Transcribe the full listing exactly, and drop every picture.

Dataset items:
..............................

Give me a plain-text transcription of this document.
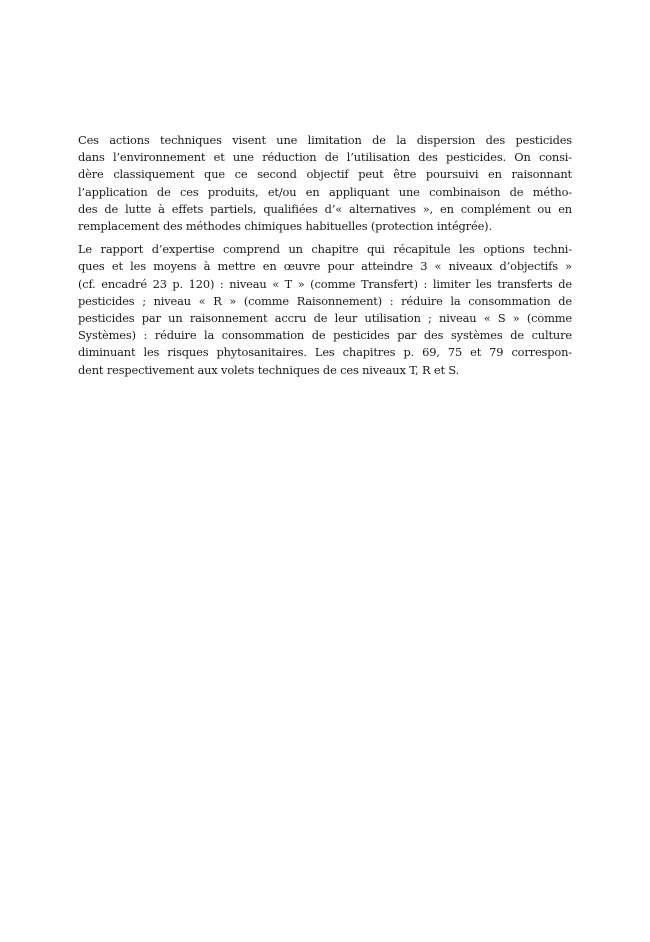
Ces actions techniques visent une limitation de la dispersion des pesticides
dans l’environnement et une réduction de l’utilisation des pesticides. On consi-
dère classiquement que ce second objectif peut être poursuivi en raisonnant
l’application de ces produits, et/ou en appliquant une combinaison de métho-
des de lutte à effets partiels, qualifiées d’« alternatives », en complément ou en
remplacement des méthodes chimiques habituelles (protection intégrée).

Le rapport d’expertise comprend un chapitre qui récapitule les options techni-
ques et les moyens à mettre en œuvre pour atteindre 3 « niveaux d’objectifs »
(cf. encadré 23 p. 120) : niveau « T » (comme Transfert) : limiter les transferts de
pesticides ; niveau « R » (comme Raisonnement) : réduire la consommation de
pesticides par un raisonnement accru de leur utilisation ; niveau « S » (comme
Systèmes) : réduire la consommation de pesticides par des systèmes de culture
diminuant les risques phytosanitaires. Les chapitres p. 69, 75 et 79 correspon-
dent respectivement aux volets techniques de ces niveaux T, R et S.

..............................

▶ [REPLY TO THE EXERCISE]:
Give me a plain-text transcription of this document.
Ces actions techniques visent une limitation de la dispersion des pesticides
dans l’environnement et une réduction de l’utilisation des pesticides. On consi-
dère classiquement que ce second objectif peut être poursuivi en raisonnant
l’application de ces produits, et/ou en appliquant une combinaison de métho-
des de lutte à effets partiels, qualifiées d’« alternatives », en complément ou en
remplacement des méthodes chimiques habituelles (protection intégrée).

Le rapport d’expertise comprend un chapitre qui récapitule les options techni-
ques et les moyens à mettre en œuvre pour atteindre 3 « niveaux d’objectifs »
(cf. encadré 23 p. 120) : niveau « T » (comme Transfert) : limiter les transferts de
pesticides ; niveau « R » (comme Raisonnement) : réduire la consommation de
pesticides par un raisonnement accru de leur utilisation ; niveau « S » (comme
Systèmes) : réduire la consommation de pesticides par des systèmes de culture
diminuant les risques phytosanitaires. Les chapitres p. 69, 75 et 79 correspon-
dent respectivement aux volets techniques de ces niveaux T, R et S.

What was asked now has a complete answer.